* WRITTEN PROBLEM
Write out the whole listing word for word.
--------------------------------------------------
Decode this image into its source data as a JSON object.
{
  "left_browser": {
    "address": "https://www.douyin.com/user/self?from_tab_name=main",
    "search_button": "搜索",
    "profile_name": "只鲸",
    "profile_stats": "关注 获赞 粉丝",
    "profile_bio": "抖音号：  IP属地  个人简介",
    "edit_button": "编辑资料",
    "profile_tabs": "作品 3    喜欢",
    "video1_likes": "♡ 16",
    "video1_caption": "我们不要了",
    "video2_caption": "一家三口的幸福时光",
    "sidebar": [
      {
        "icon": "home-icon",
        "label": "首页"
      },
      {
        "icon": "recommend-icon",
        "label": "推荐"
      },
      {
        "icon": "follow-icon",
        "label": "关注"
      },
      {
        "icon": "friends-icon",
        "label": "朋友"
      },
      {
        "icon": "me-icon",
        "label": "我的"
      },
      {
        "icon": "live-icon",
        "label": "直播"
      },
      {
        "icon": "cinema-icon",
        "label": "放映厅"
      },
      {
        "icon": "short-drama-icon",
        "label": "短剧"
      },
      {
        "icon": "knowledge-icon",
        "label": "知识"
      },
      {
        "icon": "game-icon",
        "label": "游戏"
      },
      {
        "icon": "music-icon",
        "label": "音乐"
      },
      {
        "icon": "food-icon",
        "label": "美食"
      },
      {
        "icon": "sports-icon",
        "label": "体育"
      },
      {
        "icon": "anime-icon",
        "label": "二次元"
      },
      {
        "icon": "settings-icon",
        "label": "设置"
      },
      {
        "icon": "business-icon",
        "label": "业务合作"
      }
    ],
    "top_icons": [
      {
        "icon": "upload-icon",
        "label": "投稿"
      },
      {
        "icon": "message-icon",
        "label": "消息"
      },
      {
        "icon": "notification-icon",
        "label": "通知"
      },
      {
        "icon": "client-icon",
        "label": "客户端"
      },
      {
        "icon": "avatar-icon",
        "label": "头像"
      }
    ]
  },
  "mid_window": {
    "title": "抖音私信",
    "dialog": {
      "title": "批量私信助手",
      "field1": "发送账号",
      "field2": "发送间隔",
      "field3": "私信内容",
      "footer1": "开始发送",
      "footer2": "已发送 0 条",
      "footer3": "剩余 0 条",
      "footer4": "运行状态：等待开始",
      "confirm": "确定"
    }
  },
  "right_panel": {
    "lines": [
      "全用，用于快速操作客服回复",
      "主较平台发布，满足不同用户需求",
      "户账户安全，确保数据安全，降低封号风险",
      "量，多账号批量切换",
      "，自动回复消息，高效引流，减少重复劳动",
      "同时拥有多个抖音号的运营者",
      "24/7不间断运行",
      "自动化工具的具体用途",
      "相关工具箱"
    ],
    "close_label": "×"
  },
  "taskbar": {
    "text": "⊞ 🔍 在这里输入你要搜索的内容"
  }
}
--------------------------------------------------
* FINISHED EXERCISE
Decode this image into its source data as a JSON object.
{
  "left_browser": {
    "address": "https://www.douyin.com/user/self?from_tab_name=main",
    "search_button": "搜索",
    "profile_name": "只鲸",
    "profile_stats": "关注 获赞 粉丝",
    "profile_bio": "抖音号：  IP属地  个人简介",
    "edit_button": "编辑资料",
    "profile_tabs": "作品 3    喜欢",
    "video1_likes": "♡ 16",
    "video1_caption": "我们不要了",
    "video2_caption": "一家三口的幸福时光",
    "sidebar": [
      {
        "icon": "home-icon",
        "label": "首页"
      },
      {
        "icon": "recommend-icon",
        "label": "推荐"
      },
      {
        "icon": "follow-icon",
        "label": "关注"
      },
      {
        "icon": "friends-icon",
        "label": "朋友"
      },
      {
        "icon": "me-icon",
        "label": "我的"
      },
      {
        "icon": "live-icon",
        "label": "直播"
      },
      {
        "icon": "cinema-icon",
        "label": "放映厅"
      },
      {
        "icon": "short-drama-icon",
        "label": "短剧"
      },
      {
        "icon": "knowledge-icon",
        "label": "知识"
      },
      {
        "icon": "game-icon",
        "label": "游戏"
      },
      {
        "icon": "music-icon",
        "label": "音乐"
      },
      {
        "icon": "food-icon",
        "label": "美食"
      },
      {
        "icon": "sports-icon",
        "label": "体育"
      },
      {
        "icon": "anime-icon",
        "label": "二次元"
      },
      {
        "icon": "settings-icon",
        "label": "设置"
      },
      {
        "icon": "business-icon",
        "label": "业务合作"
      }
    ],
    "top_icons": [
      {
        "icon": "upload-icon",
        "label": "投稿"
      },
      {
        "icon": "message-icon",
        "label": "消息"
      },
      {
        "icon": "notification-icon",
        "label": "通知"
      },
      {
        "icon": "client-icon",
        "label": "客户端"
      },
      {
        "icon": "avatar-icon",
        "label": "头像"
      }
    ]
  },
  "mid_window": {
    "title": "抖音私信",
    "dialog": {
      "title": "批量私信助手",
      "field1": "发送账号",
      "field2": "发送间隔",
      "field3": "私信内容",
      "footer1": "开始发送",
      "footer2": "已发送 0 条",
      "footer3": "剩余 0 条",
      "footer4": "运行状态：等待开始",
      "confirm": "确定"
    }
  },
  "right_panel": {
    "lines": [
      "全用，用于快速操作客服回复",
      "主较平台发布，满足不同用户需求",
      "户账户安全，确保数据安全，降低封号风险",
      "量，多账号批量切换",
      "，自动回复消息，高效引流，减少重复劳动",
      "同时拥有多个抖音号的运营者",
      "24/7不间断运行",
      "自动化工具的具体用途",
      "相关工具箱"
    ],
    "close_label": "×"
  },
  "taskbar": {
    "text": "⊞ 🔍 在这里输入你要搜索的内容"
  }
}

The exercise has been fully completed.